⟨

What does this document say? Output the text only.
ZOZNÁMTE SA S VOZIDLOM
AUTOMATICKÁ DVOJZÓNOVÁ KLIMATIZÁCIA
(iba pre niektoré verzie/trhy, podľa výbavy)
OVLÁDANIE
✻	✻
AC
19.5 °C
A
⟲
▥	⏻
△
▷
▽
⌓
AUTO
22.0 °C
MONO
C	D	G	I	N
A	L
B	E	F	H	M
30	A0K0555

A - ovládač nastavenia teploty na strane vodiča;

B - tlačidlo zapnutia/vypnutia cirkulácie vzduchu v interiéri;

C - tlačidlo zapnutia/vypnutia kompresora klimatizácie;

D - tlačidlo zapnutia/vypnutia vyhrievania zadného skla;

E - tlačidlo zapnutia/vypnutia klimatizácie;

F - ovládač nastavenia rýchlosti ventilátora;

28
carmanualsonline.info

⟩

# Instruction
Each record above should be repeated exactly as it appears.

# Task response
What does this document say? Output the text only.
ZOZNÁMTE SA S VOZIDLOM
AUTOMATICKÁ DVOJZÓNOVÁ KLIMATIZÁCIA
(iba pre niektoré verzie/trhy, podľa výbavy)
OVLÁDANIE
✻	✻
AC
19.5 °C
A
⟲
▥	⏻
△
▷
▽
⌓
AUTO
22.0 °C
MONO
C	D	G	I	N
A	L
B	E	F	H	M
30	A0K0555

A - ovládač nastavenia teploty na strane vodiča;

B - tlačidlo zapnutia/vypnutia cirkulácie vzduchu v interiéri;

C - tlačidlo zapnutia/vypnutia kompresora klimatizácie;

D - tlačidlo zapnutia/vypnutia vyhrievania zadného skla;

E - tlačidlo zapnutia/vypnutia klimatizácie;

F - ovládač nastavenia rýchlosti ventilátora;

28
carmanualsonline.info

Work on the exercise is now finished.